Chart and figure data
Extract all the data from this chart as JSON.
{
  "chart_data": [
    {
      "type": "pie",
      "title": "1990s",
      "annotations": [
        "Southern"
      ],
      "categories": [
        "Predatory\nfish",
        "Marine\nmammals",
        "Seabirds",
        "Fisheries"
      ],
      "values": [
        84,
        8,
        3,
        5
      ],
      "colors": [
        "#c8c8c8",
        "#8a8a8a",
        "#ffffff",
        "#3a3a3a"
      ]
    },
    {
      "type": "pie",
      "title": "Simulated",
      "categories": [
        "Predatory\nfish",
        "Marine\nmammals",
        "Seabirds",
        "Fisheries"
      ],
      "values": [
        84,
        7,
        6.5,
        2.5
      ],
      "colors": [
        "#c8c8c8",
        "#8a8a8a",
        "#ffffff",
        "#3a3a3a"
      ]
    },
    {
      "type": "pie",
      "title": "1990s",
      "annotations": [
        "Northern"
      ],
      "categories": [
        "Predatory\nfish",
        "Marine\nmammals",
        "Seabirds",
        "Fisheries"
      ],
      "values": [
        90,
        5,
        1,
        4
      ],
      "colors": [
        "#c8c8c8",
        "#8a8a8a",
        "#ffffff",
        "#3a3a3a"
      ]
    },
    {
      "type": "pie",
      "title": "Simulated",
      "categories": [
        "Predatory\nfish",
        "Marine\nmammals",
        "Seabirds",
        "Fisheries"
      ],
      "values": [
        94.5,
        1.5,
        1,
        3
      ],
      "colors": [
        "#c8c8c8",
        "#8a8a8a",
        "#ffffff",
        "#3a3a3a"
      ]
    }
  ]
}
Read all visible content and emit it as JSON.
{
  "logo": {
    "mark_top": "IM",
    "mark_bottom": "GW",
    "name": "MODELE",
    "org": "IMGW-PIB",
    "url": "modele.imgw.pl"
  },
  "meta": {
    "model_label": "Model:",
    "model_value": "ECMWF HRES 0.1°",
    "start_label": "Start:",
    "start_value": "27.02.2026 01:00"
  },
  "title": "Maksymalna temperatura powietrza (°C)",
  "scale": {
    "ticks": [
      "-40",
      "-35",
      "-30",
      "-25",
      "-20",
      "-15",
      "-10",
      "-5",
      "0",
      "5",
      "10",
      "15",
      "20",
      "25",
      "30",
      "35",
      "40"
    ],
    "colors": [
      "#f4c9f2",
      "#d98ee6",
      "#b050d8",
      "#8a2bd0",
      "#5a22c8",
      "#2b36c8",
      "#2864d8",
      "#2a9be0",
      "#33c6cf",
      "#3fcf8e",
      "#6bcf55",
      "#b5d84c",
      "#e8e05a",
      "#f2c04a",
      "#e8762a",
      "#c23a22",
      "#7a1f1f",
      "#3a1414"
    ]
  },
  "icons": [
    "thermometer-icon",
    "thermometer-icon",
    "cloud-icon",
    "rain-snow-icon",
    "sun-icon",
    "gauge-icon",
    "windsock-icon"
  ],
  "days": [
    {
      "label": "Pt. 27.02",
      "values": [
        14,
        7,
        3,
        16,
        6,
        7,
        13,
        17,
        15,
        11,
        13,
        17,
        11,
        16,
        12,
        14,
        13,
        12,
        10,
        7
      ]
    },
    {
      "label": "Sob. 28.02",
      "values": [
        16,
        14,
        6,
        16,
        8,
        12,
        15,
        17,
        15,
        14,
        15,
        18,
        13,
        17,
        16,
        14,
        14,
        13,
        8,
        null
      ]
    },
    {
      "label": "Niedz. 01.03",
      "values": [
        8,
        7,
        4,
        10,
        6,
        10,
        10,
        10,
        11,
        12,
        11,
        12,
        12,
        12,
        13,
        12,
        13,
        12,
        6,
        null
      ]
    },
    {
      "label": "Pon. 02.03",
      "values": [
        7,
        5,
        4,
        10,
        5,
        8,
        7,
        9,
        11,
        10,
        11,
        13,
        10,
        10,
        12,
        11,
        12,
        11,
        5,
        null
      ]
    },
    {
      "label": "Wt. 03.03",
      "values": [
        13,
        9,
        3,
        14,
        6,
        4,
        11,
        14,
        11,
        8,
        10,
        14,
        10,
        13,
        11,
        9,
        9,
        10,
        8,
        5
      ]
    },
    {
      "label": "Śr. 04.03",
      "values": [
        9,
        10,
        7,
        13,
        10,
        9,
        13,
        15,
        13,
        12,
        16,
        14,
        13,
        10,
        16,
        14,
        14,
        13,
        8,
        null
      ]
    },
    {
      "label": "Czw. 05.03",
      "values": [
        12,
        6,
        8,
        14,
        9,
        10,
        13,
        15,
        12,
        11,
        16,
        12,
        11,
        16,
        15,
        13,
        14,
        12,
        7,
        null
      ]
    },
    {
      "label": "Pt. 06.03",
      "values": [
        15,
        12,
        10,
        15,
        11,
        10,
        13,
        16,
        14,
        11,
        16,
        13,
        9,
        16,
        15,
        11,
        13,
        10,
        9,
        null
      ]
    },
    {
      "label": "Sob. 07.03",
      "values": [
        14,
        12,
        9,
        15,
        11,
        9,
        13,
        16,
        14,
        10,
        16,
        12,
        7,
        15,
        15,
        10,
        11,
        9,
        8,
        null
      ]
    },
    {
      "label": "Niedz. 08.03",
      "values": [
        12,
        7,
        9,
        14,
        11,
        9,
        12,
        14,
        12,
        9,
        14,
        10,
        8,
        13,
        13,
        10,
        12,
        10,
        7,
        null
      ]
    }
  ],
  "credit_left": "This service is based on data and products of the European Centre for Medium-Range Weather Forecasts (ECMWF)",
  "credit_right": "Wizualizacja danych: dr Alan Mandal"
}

→ **EXERCISE OBJECTIVE**
Copy out the full listing exactly.

→ **SOLUTION FOR THIS EXERCISE**
Extract all the data from this chart as JSON.
{
  "chart_data": [
    {
      "type": "pie",
      "title": "1990s",
      "annotations": [
        "Southern"
      ],
      "categories": [
        "Predatory\nfish",
        "Marine\nmammals",
        "Seabirds",
        "Fisheries"
      ],
      "values": [
        84,
        8,
        3,
        5
      ],
      "colors": [
        "#c8c8c8",
        "#8a8a8a",
        "#ffffff",
        "#3a3a3a"
      ]
    },
    {
      "type": "pie",
      "title": "Simulated",
      "categories": [
        "Predatory\nfish",
        "Marine\nmammals",
        "Seabirds",
        "Fisheries"
      ],
      "values": [
        84,
        7,
        6.5,
        2.5
      ],
      "colors": [
        "#c8c8c8",
        "#8a8a8a",
        "#ffffff",
        "#3a3a3a"
      ]
    },
    {
      "type": "pie",
      "title": "1990s",
      "annotations": [
        "Northern"
      ],
      "categories": [
        "Predatory\nfish",
        "Marine\nmammals",
        "Seabirds",
        "Fisheries"
      ],
      "values": [
        90,
        5,
        1,
        4
      ],
      "colors": [
        "#c8c8c8",
        "#8a8a8a",
        "#ffffff",
        "#3a3a3a"
      ]
    },
    {
      "type": "pie",
      "title": "Simulated",
      "categories": [
        "Predatory\nfish",
        "Marine\nmammals",
        "Seabirds",
        "Fisheries"
      ],
      "values": [
        94.5,
        1.5,
        1,
        3
      ],
      "colors": [
        "#c8c8c8",
        "#8a8a8a",
        "#ffffff",
        "#3a3a3a"
      ]
    }
  ]
}
Read all visible content and emit it as JSON.
{
  "logo": {
    "mark_top": "IM",
    "mark_bottom": "GW",
    "name": "MODELE",
    "org": "IMGW-PIB",
    "url": "modele.imgw.pl"
  },
  "meta": {
    "model_label": "Model:",
    "model_value": "ECMWF HRES 0.1°",
    "start_label": "Start:",
    "start_value": "27.02.2026 01:00"
  },
  "title": "Maksymalna temperatura powietrza (°C)",
  "scale": {
    "ticks": [
      "-40",
      "-35",
      "-30",
      "-25",
      "-20",
      "-15",
      "-10",
      "-5",
      "0",
      "5",
      "10",
      "15",
      "20",
      "25",
      "30",
      "35",
      "40"
    ],
    "colors": [
      "#f4c9f2",
      "#d98ee6",
      "#b050d8",
      "#8a2bd0",
      "#5a22c8",
      "#2b36c8",
      "#2864d8",
      "#2a9be0",
      "#33c6cf",
      "#3fcf8e",
      "#6bcf55",
      "#b5d84c",
      "#e8e05a",
      "#f2c04a",
      "#e8762a",
      "#c23a22",
      "#7a1f1f",
      "#3a1414"
    ]
  },
  "icons": [
    "thermometer-icon",
    "thermometer-icon",
    "cloud-icon",
    "rain-snow-icon",
    "sun-icon",
    "gauge-icon",
    "windsock-icon"
  ],
  "days": [
    {
      "label": "Pt. 27.02",
      "values": [
        14,
        7,
        3,
        16,
        6,
        7,
        13,
        17,
        15,
        11,
        13,
        17,
        11,
        16,
        12,
        14,
        13,
        12,
        10,
        7
      ]
    },
    {
      "label": "Sob. 28.02",
      "values": [
        16,
        14,
        6,
        16,
        8,
        12,
        15,
        17,
        15,
        14,
        15,
        18,
        13,
        17,
        16,
        14,
        14,
        13,
        8,
        null
      ]
    },
    {
      "label": "Niedz. 01.03",
      "values": [
        8,
        7,
        4,
        10,
        6,
        10,
        10,
        10,
        11,
        12,
        11,
        12,
        12,
        12,
        13,
        12,
        13,
        12,
        6,
        null
      ]
    },
    {
      "label": "Pon. 02.03",
      "values": [
        7,
        5,
        4,
        10,
        5,
        8,
        7,
        9,
        11,
        10,
        11,
        13,
        10,
        10,
        12,
        11,
        12,
        11,
        5,
        null
      ]
    },
    {
      "label": "Wt. 03.03",
      "values": [
        13,
        9,
        3,
        14,
        6,
        4,
        11,
        14,
        11,
        8,
        10,
        14,
        10,
        13,
        11,
        9,
        9,
        10,
        8,
        5
      ]
    },
    {
      "label": "Śr. 04.03",
      "values": [
        9,
        10,
        7,
        13,
        10,
        9,
        13,
        15,
        13,
        12,
        16,
        14,
        13,
        10,
        16,
        14,
        14,
        13,
        8,
        null
      ]
    },
    {
      "label": "Czw. 05.03",
      "values": [
        12,
        6,
        8,
        14,
        9,
        10,
        13,
        15,
        12,
        11,
        16,
        12,
        11,
        16,
        15,
        13,
        14,
        12,
        7,
        null
      ]
    },
    {
      "label": "Pt. 06.03",
      "values": [
        15,
        12,
        10,
        15,
        11,
        10,
        13,
        16,
        14,
        11,
        16,
        13,
        9,
        16,
        15,
        11,
        13,
        10,
        9,
        null
      ]
    },
    {
      "label": "Sob. 07.03",
      "values": [
        14,
        12,
        9,
        15,
        11,
        9,
        13,
        16,
        14,
        10,
        16,
        12,
        7,
        15,
        15,
        10,
        11,
        9,
        8,
        null
      ]
    },
    {
      "label": "Niedz. 08.03",
      "values": [
        12,
        7,
        9,
        14,
        11,
        9,
        12,
        14,
        12,
        9,
        14,
        10,
        8,
        13,
        13,
        10,
        12,
        10,
        7,
        null
      ]
    }
  ],
  "credit_left": "This service is based on data and products of the European Centre for Medium-Range Weather Forecasts (ECMWF)",
  "credit_right": "Wizualizacja danych: dr Alan Mandal"
}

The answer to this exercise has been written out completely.